### TASK BRIEF:
Your task is to give the listing below back word for word, pictures excluded.

### DATA EXTRACT:
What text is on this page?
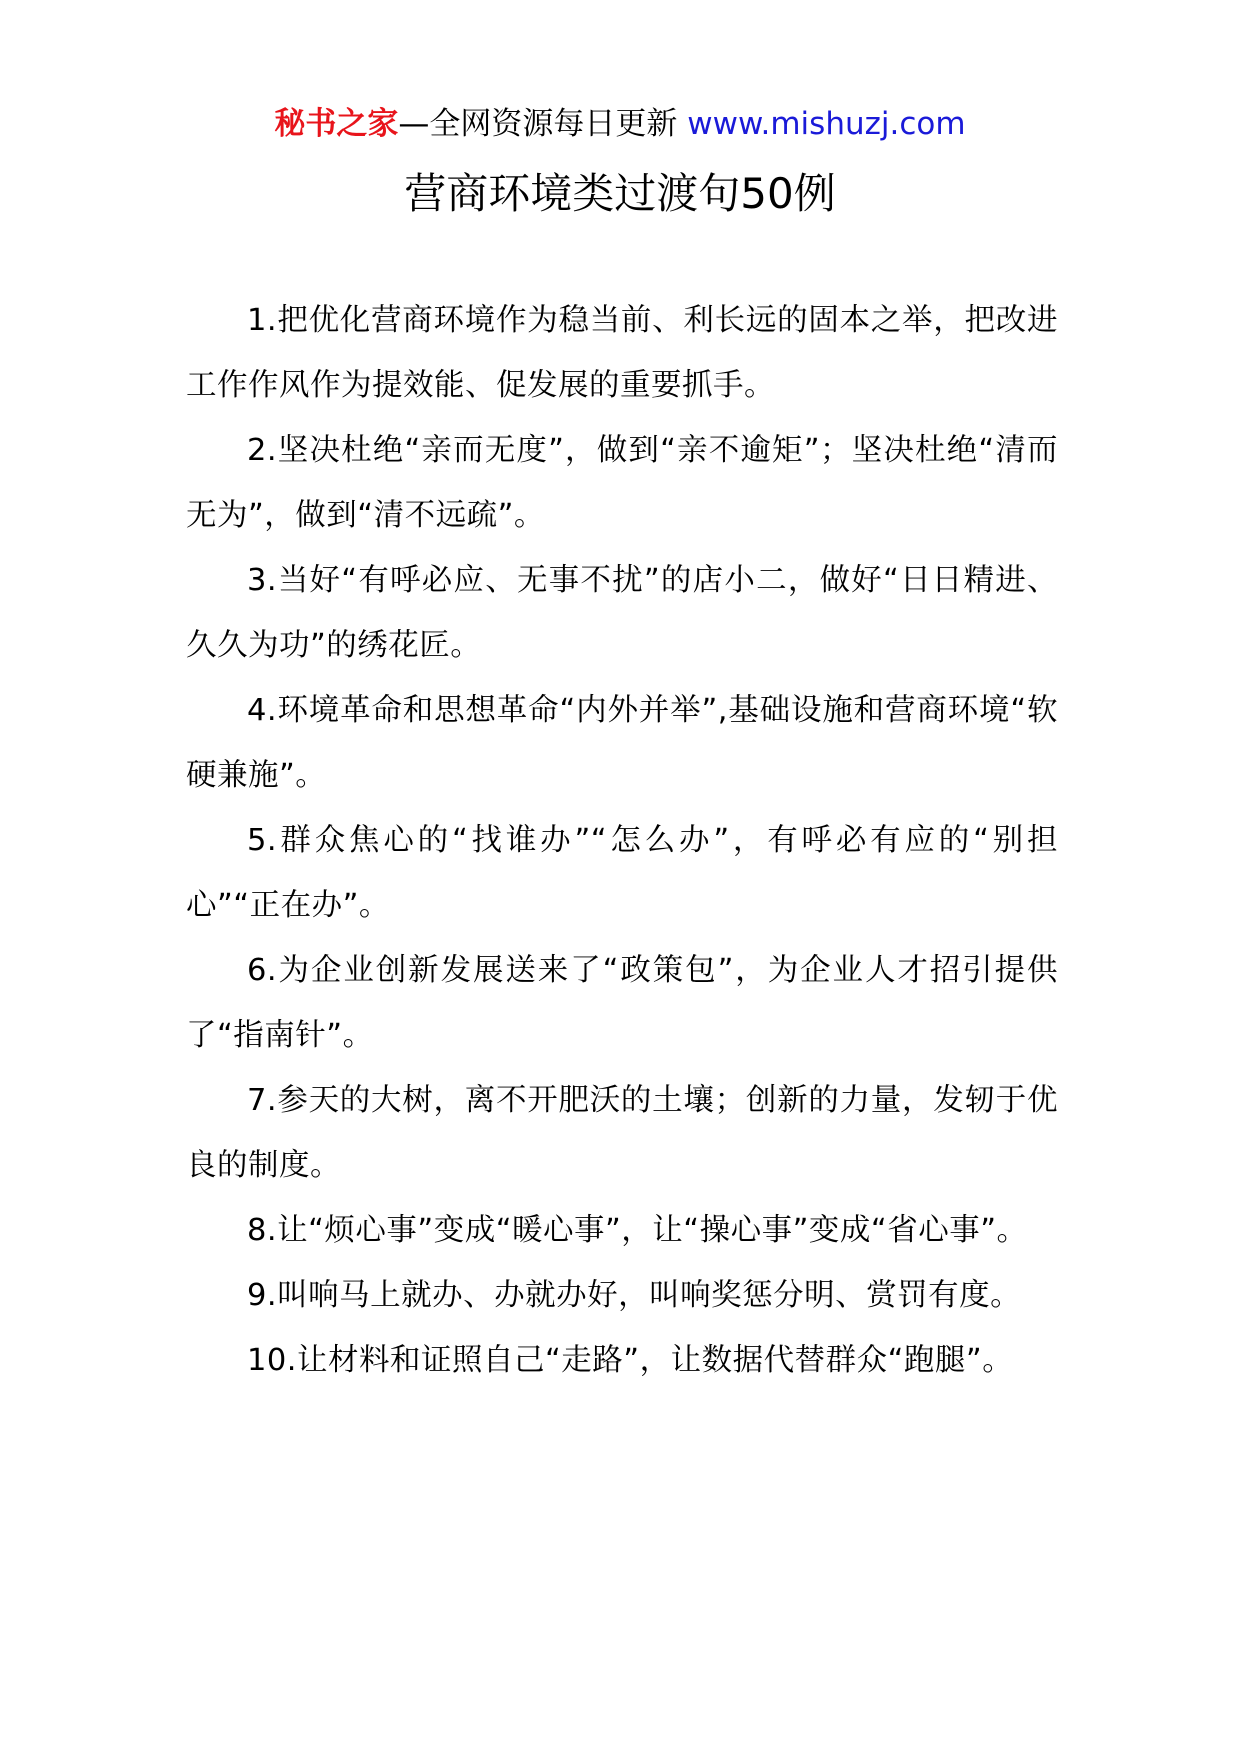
秘书之家—全网资源每日更新 www.mishuzj.com
营商环境类过渡句50例

1.把优化营商环境作为稳当前、利长远的固本之举，把改进工作作风作为提效能、促发展的重要抓手。

2.坚决杜绝“亲而无度”，做到“亲不逾矩”；坚决杜绝“清而无为”，做到“清不远疏”。

3.当好“有呼必应、无事不扰”的店小二，做好“日日精进、久久为功”的绣花匠。

4.环境革命和思想革命“内外并举”,基础设施和营商环境“软硬兼施”。

5.群众焦心的“找谁办”“怎么办”，有呼必有应的“别担心”“正在办”。

6.为企业创新发展送来了“政策包”，为企业人才招引提供了“指南针”。

7.参天的大树，离不开肥沃的土壤；创新的力量，发轫于优良的制度。

8.让“烦心事”变成“暖心事”，让“操心事”变成“省心事”。

9.叫响马上就办、办就办好，叫响奖惩分明、赏罚有度。

10.让材料和证照自己“走路”，让数据代替群众“跑腿”。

### FINISHED TASK:
What text is on this page?
秘书之家—全网资源每日更新 www.mishuzj.com
营商环境类过渡句50例

1.把优化营商环境作为稳当前、利长远的固本之举，把改进工作作风作为提效能、促发展的重要抓手。

2.坚决杜绝“亲而无度”，做到“亲不逾矩”；坚决杜绝“清而无为”，做到“清不远疏”。

3.当好“有呼必应、无事不扰”的店小二，做好“日日精进、久久为功”的绣花匠。

4.环境革命和思想革命“内外并举”,基础设施和营商环境“软硬兼施”。

5.群众焦心的“找谁办”“怎么办”，有呼必有应的“别担心”“正在办”。

6.为企业创新发展送来了“政策包”，为企业人才招引提供了“指南针”。

7.参天的大树，离不开肥沃的土壤；创新的力量，发轫于优良的制度。

8.让“烦心事”变成“暖心事”，让“操心事”变成“省心事”。

9.叫响马上就办、办就办好，叫响奖惩分明、赏罚有度。

10.让材料和证照自己“走路”，让数据代替群众“跑腿”。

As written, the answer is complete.